begin Data provided
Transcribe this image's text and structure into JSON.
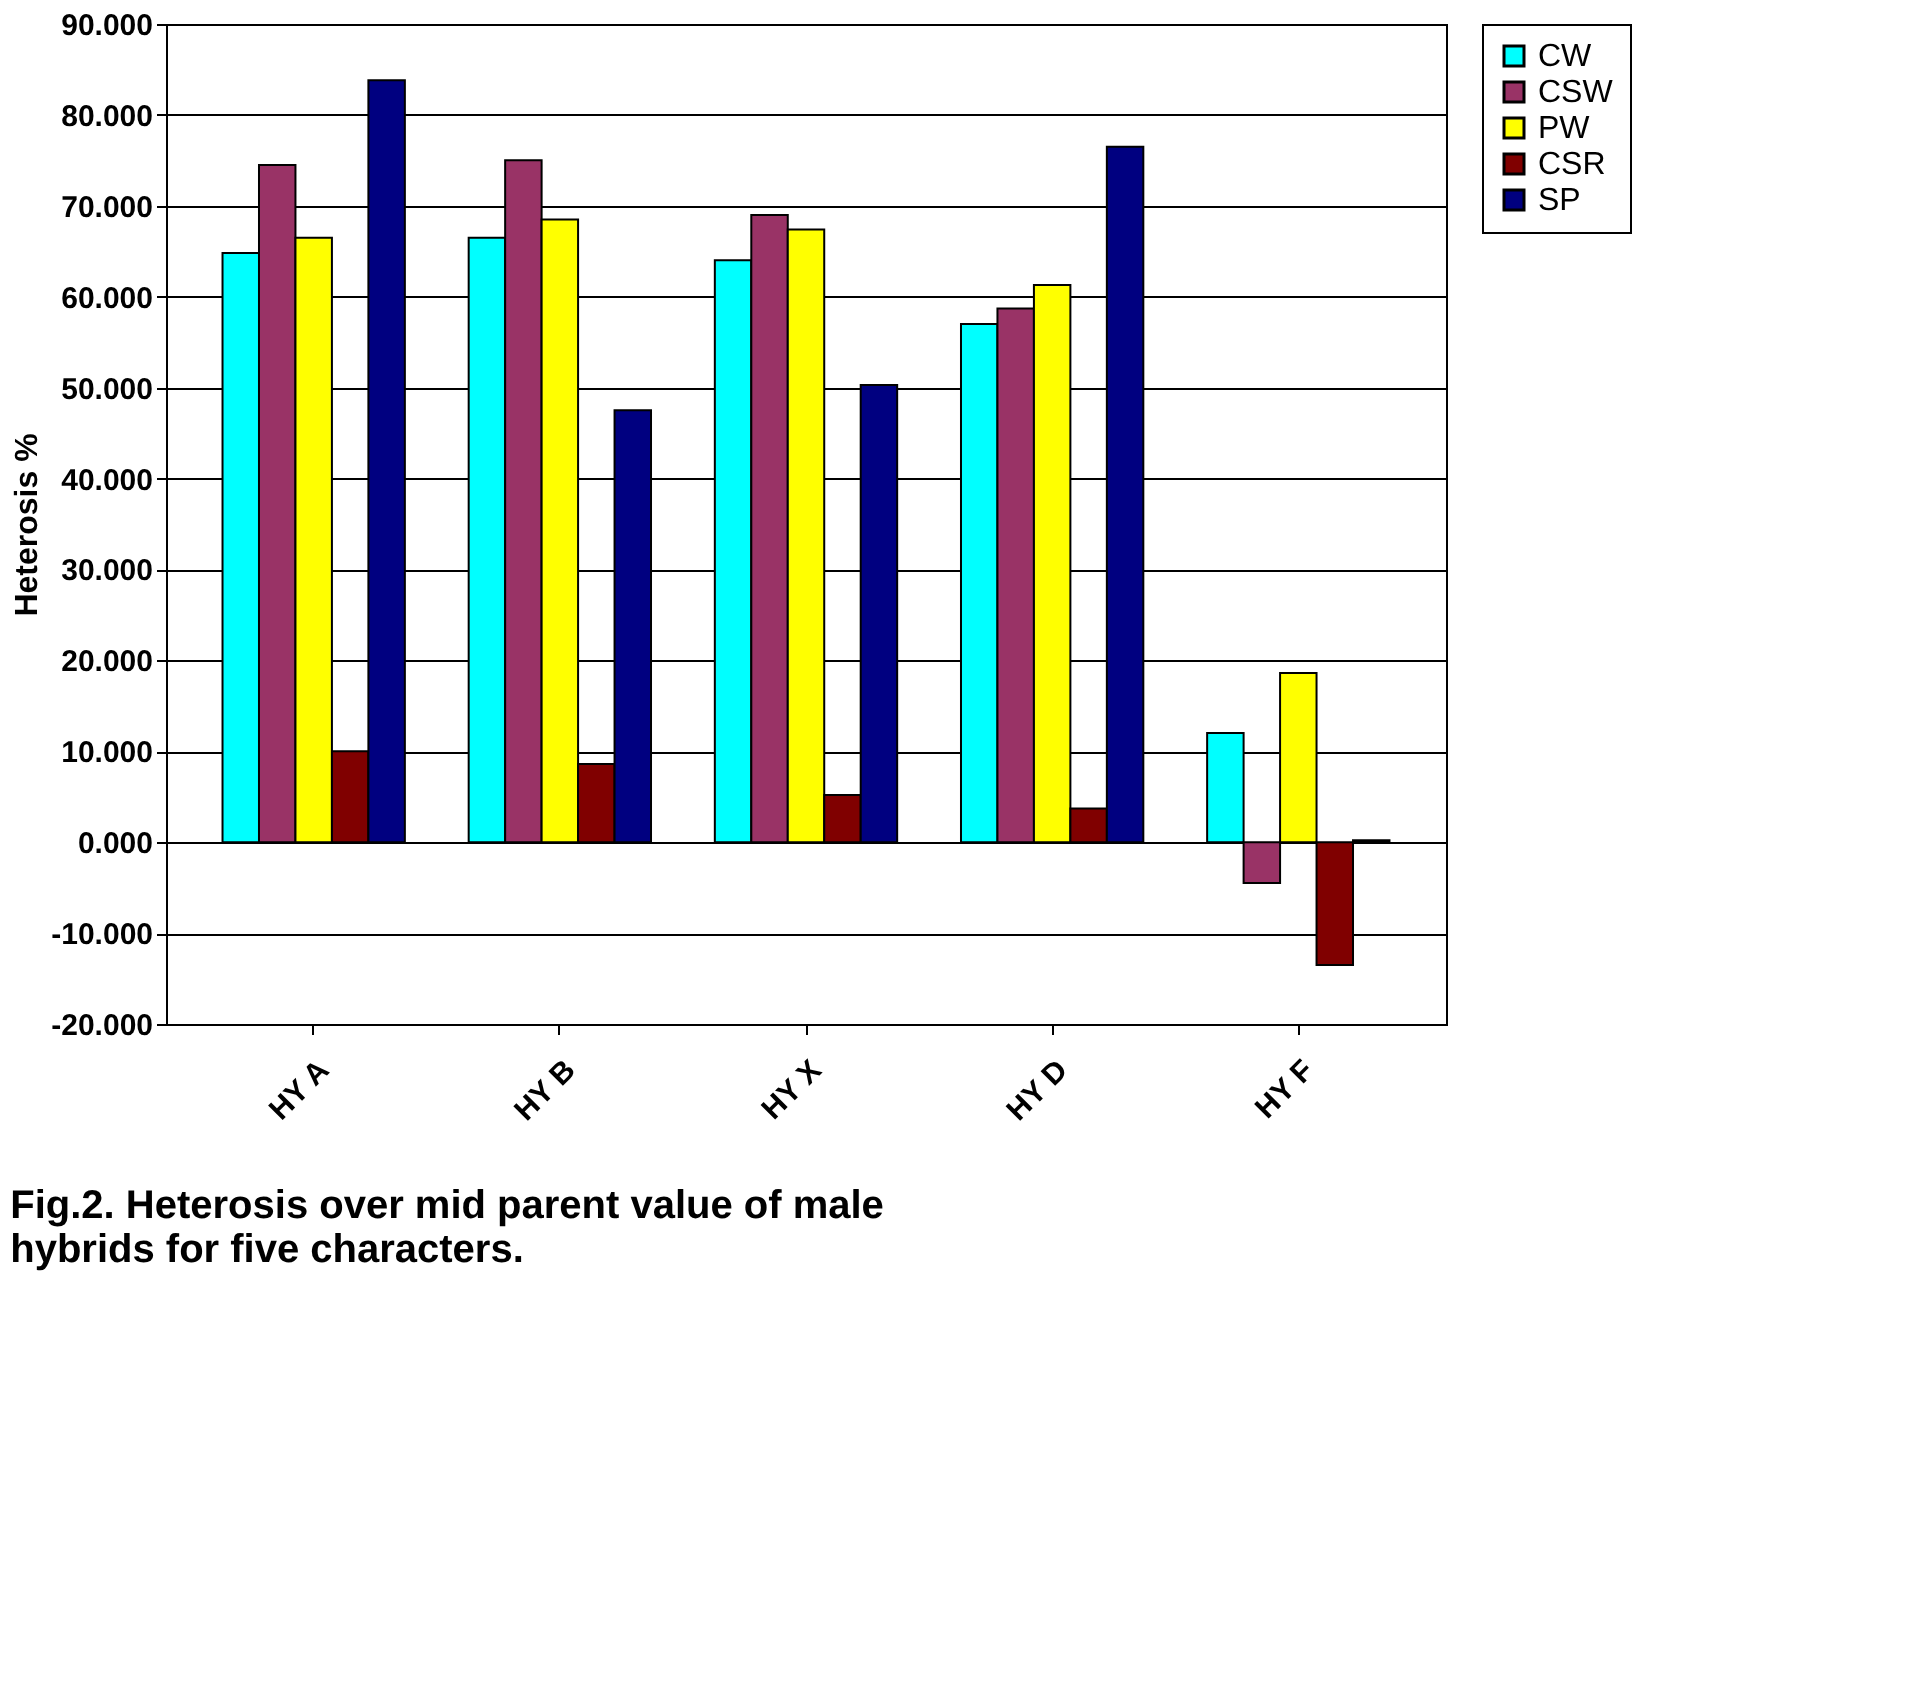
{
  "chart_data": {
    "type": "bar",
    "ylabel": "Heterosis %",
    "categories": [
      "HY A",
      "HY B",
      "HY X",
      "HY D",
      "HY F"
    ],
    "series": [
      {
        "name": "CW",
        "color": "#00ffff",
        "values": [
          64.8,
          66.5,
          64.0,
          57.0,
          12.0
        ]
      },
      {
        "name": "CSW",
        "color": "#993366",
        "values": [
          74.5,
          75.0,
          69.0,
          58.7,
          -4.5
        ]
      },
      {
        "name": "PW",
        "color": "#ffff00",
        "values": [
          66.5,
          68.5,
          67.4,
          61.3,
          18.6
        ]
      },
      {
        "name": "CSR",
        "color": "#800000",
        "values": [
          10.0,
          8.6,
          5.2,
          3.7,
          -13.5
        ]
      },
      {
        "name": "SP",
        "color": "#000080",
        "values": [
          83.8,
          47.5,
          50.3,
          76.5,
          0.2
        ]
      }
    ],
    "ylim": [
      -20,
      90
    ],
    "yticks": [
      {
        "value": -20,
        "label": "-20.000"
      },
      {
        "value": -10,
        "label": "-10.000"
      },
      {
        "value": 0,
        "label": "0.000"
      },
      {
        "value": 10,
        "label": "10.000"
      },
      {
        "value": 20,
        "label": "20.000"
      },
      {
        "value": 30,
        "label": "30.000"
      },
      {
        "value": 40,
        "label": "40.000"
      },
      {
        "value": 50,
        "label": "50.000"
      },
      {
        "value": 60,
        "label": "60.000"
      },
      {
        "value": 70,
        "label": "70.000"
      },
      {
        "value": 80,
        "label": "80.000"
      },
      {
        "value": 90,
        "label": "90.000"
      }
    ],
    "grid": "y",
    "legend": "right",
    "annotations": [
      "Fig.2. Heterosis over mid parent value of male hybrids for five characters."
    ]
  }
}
end Data provided
- **Set task**: The pictures should not appear in the copy; every other part of the records above must be returned exactly.

- **Response to the task**:
Transcribe this image's text and structure into JSON.
{
  "chart_data": {
    "type": "bar",
    "ylabel": "Heterosis %",
    "categories": [
      "HY A",
      "HY B",
      "HY X",
      "HY D",
      "HY F"
    ],
    "series": [
      {
        "name": "CW",
        "color": "#00ffff",
        "values": [
          64.8,
          66.5,
          64.0,
          57.0,
          12.0
        ]
      },
      {
        "name": "CSW",
        "color": "#993366",
        "values": [
          74.5,
          75.0,
          69.0,
          58.7,
          -4.5
        ]
      },
      {
        "name": "PW",
        "color": "#ffff00",
        "values": [
          66.5,
          68.5,
          67.4,
          61.3,
          18.6
        ]
      },
      {
        "name": "CSR",
        "color": "#800000",
        "values": [
          10.0,
          8.6,
          5.2,
          3.7,
          -13.5
        ]
      },
      {
        "name": "SP",
        "color": "#000080",
        "values": [
          83.8,
          47.5,
          50.3,
          76.5,
          0.2
        ]
      }
    ],
    "ylim": [
      -20,
      90
    ],
    "yticks": [
      {
        "value": -20,
        "label": "-20.000"
      },
      {
        "value": -10,
        "label": "-10.000"
      },
      {
        "value": 0,
        "label": "0.000"
      },
      {
        "value": 10,
        "label": "10.000"
      },
      {
        "value": 20,
        "label": "20.000"
      },
      {
        "value": 30,
        "label": "30.000"
      },
      {
        "value": 40,
        "label": "40.000"
      },
      {
        "value": 50,
        "label": "50.000"
      },
      {
        "value": 60,
        "label": "60.000"
      },
      {
        "value": 70,
        "label": "70.000"
      },
      {
        "value": 80,
        "label": "80.000"
      },
      {
        "value": 90,
        "label": "90.000"
      }
    ],
    "grid": "y",
    "legend": "right",
    "annotations": [
      "Fig.2. Heterosis over mid parent value of male hybrids for five characters."
    ]
  }
}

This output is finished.